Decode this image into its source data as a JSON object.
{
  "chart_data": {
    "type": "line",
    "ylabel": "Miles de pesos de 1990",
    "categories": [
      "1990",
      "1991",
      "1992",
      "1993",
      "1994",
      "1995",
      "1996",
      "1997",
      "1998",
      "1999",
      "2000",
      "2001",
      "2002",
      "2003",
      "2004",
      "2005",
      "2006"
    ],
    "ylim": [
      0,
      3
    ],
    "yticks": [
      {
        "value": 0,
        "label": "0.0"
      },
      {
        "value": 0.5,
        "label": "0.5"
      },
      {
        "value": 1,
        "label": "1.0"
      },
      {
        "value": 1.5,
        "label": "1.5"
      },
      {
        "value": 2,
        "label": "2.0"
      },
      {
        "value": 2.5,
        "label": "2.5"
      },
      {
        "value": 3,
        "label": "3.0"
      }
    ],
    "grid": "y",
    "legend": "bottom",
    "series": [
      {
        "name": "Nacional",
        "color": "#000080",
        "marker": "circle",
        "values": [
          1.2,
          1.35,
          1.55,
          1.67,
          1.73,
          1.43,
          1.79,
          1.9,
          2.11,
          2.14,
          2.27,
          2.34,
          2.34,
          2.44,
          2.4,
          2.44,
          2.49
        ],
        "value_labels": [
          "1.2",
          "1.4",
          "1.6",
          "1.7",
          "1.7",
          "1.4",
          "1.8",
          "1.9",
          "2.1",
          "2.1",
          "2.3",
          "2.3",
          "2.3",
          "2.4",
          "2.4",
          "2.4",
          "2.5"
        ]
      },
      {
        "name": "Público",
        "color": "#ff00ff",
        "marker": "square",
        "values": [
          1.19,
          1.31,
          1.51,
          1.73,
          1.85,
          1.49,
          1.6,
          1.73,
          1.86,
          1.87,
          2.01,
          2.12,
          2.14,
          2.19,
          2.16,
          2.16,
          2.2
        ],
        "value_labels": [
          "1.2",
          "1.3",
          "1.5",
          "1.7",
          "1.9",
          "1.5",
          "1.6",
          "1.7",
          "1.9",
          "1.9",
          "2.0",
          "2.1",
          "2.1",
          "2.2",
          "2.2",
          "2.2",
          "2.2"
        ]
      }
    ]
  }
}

########################################

WRITTEN PROBLEM. From the records above, extract every entry exactly as given.

SOLUTION.
Decode this image into its source data as a JSON object.
{
  "chart_data": {
    "type": "line",
    "ylabel": "Miles de pesos de 1990",
    "categories": [
      "1990",
      "1991",
      "1992",
      "1993",
      "1994",
      "1995",
      "1996",
      "1997",
      "1998",
      "1999",
      "2000",
      "2001",
      "2002",
      "2003",
      "2004",
      "2005",
      "2006"
    ],
    "ylim": [
      0,
      3
    ],
    "yticks": [
      {
        "value": 0,
        "label": "0.0"
      },
      {
        "value": 0.5,
        "label": "0.5"
      },
      {
        "value": 1,
        "label": "1.0"
      },
      {
        "value": 1.5,
        "label": "1.5"
      },
      {
        "value": 2,
        "label": "2.0"
      },
      {
        "value": 2.5,
        "label": "2.5"
      },
      {
        "value": 3,
        "label": "3.0"
      }
    ],
    "grid": "y",
    "legend": "bottom",
    "series": [
      {
        "name": "Nacional",
        "color": "#000080",
        "marker": "circle",
        "values": [
          1.2,
          1.35,
          1.55,
          1.67,
          1.73,
          1.43,
          1.79,
          1.9,
          2.11,
          2.14,
          2.27,
          2.34,
          2.34,
          2.44,
          2.4,
          2.44,
          2.49
        ],
        "value_labels": [
          "1.2",
          "1.4",
          "1.6",
          "1.7",
          "1.7",
          "1.4",
          "1.8",
          "1.9",
          "2.1",
          "2.1",
          "2.3",
          "2.3",
          "2.3",
          "2.4",
          "2.4",
          "2.4",
          "2.5"
        ]
      },
      {
        "name": "Público",
        "color": "#ff00ff",
        "marker": "square",
        "values": [
          1.19,
          1.31,
          1.51,
          1.73,
          1.85,
          1.49,
          1.6,
          1.73,
          1.86,
          1.87,
          2.01,
          2.12,
          2.14,
          2.19,
          2.16,
          2.16,
          2.2
        ],
        "value_labels": [
          "1.2",
          "1.3",
          "1.5",
          "1.7",
          "1.9",
          "1.5",
          "1.6",
          "1.7",
          "1.9",
          "1.9",
          "2.0",
          "2.1",
          "2.1",
          "2.2",
          "2.2",
          "2.2",
          "2.2"
        ]
      }
    ]
  }
}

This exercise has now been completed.